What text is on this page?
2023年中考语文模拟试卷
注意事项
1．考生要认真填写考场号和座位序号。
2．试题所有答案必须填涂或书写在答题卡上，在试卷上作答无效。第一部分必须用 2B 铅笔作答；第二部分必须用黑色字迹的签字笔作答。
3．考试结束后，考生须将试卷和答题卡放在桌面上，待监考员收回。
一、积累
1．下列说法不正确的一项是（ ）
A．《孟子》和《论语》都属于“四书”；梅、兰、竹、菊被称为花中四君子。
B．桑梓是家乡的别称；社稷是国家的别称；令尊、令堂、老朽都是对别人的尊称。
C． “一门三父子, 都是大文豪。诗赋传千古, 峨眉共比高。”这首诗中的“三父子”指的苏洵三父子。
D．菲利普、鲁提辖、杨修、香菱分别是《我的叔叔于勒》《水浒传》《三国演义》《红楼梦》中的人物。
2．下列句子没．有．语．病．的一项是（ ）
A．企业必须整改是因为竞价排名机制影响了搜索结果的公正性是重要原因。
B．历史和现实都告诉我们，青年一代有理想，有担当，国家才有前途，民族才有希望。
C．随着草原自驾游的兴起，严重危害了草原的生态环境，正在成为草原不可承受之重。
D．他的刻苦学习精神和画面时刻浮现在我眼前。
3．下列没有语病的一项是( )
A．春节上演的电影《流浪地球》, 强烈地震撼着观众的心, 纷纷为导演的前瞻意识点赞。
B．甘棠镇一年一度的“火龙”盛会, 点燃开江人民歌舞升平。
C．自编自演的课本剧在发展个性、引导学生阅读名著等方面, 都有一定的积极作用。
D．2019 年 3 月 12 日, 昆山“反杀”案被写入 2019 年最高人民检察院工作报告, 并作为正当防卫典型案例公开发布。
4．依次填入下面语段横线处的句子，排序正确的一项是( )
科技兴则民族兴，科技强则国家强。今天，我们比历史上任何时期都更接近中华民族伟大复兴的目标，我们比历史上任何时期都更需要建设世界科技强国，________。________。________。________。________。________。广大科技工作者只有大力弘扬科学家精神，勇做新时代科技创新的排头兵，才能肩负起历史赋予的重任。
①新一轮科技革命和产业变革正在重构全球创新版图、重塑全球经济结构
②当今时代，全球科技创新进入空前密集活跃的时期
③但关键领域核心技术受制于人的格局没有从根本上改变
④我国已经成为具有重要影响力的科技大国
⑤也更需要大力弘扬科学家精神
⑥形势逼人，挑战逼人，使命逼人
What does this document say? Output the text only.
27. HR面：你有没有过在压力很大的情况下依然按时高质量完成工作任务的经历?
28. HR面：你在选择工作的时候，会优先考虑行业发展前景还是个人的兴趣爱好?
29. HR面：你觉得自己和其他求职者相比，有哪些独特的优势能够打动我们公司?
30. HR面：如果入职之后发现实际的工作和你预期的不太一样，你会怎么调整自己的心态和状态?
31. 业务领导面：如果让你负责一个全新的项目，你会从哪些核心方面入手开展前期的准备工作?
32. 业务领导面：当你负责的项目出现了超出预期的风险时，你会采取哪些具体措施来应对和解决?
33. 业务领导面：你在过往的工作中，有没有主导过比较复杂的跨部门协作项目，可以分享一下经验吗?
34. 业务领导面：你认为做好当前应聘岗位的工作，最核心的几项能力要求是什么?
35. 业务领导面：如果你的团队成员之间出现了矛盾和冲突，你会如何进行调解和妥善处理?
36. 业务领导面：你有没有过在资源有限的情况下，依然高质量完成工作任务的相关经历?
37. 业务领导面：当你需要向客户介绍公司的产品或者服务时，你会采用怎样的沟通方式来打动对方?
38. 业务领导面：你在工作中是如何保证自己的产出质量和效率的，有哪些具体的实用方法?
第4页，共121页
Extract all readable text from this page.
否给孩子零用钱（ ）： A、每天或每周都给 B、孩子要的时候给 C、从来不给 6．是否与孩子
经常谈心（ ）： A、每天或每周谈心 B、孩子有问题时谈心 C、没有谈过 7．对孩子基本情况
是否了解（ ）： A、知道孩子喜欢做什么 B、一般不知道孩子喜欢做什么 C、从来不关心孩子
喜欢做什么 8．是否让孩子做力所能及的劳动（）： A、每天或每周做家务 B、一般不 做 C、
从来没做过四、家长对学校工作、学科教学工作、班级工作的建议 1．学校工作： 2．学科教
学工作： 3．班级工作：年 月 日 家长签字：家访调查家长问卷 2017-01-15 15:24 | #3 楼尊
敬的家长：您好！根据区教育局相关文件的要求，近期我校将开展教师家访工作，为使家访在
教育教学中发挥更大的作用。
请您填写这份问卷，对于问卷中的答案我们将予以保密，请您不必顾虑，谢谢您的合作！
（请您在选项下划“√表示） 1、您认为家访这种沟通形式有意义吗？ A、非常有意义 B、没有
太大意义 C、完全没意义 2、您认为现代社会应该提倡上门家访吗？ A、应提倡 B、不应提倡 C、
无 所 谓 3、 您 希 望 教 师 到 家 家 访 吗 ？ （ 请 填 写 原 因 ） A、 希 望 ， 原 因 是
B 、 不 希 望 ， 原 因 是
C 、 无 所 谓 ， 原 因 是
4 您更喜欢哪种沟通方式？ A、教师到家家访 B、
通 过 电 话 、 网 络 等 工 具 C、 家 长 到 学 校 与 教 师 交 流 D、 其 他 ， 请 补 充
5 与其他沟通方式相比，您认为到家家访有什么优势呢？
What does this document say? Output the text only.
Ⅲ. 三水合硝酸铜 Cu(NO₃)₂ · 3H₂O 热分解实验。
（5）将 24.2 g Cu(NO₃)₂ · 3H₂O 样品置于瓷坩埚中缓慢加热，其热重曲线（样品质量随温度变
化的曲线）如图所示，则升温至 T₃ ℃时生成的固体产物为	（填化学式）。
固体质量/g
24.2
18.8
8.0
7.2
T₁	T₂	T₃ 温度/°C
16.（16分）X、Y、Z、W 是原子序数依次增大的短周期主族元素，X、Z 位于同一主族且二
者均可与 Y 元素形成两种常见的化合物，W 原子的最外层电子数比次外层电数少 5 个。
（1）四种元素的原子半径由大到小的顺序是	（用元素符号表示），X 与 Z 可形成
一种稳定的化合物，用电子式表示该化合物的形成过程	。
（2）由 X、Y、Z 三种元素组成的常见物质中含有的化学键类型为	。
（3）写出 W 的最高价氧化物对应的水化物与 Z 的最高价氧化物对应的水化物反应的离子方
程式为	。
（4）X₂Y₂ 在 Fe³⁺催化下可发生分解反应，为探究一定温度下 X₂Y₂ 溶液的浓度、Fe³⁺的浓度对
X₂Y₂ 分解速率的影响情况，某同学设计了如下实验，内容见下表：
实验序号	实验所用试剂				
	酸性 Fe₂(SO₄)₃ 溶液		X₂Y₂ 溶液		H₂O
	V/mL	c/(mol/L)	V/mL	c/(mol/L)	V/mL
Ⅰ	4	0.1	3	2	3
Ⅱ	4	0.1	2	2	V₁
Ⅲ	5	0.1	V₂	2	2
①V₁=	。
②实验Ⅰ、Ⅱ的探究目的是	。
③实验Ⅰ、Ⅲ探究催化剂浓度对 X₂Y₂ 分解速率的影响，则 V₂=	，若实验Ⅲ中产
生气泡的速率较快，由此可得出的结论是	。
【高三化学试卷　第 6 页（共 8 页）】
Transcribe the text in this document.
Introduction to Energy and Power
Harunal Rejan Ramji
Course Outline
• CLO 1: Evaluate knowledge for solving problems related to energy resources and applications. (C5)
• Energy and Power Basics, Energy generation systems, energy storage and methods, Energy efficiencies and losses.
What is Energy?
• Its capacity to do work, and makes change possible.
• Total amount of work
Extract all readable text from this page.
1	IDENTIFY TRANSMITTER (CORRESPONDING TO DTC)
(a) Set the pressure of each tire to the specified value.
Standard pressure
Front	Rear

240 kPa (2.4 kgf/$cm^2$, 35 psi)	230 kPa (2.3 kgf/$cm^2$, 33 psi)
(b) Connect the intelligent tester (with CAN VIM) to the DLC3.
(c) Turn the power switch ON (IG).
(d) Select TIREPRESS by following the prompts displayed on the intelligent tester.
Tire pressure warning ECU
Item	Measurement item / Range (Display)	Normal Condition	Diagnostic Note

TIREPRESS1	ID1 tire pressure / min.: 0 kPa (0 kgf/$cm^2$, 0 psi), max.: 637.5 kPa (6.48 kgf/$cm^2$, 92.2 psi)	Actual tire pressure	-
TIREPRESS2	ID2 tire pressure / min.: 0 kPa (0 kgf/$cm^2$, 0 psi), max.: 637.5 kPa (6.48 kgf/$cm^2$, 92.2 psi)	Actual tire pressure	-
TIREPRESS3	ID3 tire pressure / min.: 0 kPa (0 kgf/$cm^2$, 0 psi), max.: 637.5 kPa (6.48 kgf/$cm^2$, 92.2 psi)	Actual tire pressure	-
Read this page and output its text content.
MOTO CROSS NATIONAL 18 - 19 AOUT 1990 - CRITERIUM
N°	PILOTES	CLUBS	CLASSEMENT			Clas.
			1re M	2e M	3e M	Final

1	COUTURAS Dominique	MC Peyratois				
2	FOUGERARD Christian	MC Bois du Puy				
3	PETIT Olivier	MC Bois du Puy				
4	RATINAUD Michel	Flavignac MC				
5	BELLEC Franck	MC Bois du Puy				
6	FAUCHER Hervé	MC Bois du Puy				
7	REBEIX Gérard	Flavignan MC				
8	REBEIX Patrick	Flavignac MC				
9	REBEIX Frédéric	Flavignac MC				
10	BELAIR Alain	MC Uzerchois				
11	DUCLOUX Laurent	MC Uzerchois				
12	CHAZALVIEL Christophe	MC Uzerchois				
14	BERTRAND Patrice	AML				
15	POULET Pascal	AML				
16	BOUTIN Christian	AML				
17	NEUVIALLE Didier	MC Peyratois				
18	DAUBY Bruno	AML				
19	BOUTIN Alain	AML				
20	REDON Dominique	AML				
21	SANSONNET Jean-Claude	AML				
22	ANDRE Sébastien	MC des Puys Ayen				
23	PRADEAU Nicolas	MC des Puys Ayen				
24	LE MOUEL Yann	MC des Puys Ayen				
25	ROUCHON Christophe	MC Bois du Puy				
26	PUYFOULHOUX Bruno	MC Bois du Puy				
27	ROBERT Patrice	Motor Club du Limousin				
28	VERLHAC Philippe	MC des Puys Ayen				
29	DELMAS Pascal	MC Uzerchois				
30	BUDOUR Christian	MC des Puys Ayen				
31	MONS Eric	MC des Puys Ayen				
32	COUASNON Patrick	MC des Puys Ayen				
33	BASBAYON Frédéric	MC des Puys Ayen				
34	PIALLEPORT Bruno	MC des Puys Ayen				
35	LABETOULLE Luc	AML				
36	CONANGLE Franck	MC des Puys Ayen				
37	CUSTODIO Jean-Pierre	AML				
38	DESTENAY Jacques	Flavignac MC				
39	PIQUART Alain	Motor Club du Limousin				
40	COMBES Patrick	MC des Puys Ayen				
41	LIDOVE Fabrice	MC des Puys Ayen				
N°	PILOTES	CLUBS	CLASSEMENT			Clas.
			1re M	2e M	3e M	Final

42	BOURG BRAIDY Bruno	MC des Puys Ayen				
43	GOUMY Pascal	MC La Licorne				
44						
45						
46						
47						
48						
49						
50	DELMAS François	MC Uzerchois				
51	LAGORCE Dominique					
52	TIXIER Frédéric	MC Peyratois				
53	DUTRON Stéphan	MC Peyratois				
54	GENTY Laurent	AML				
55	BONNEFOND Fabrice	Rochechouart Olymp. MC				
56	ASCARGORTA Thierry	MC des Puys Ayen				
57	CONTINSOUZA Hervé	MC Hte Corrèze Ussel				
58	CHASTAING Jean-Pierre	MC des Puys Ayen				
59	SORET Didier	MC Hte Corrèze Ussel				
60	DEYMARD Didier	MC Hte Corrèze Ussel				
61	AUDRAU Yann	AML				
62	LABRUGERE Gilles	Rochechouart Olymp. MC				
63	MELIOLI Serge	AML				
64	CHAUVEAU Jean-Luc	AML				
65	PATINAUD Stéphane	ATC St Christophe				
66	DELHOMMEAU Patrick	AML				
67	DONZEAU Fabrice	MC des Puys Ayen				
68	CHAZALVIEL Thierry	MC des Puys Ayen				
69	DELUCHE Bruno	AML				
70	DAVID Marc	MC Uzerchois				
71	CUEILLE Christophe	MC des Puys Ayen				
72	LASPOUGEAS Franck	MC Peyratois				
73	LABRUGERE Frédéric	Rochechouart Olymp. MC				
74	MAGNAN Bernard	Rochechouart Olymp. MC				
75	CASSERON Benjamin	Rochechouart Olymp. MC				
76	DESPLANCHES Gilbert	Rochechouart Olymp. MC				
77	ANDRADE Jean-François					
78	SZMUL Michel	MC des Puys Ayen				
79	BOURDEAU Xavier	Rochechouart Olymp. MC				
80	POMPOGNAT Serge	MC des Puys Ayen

_____

• [Set exercise]: Scan the material above. Copy each line that holds the word "this".

• [The output]:
What text is on this page?
What does this document say? Output the text only.
Extract all readable text from this page.
What does this document say? Output the text only.
Transcribe the text in this document.
Extract all readable text from this page.
Read this page and output its text content.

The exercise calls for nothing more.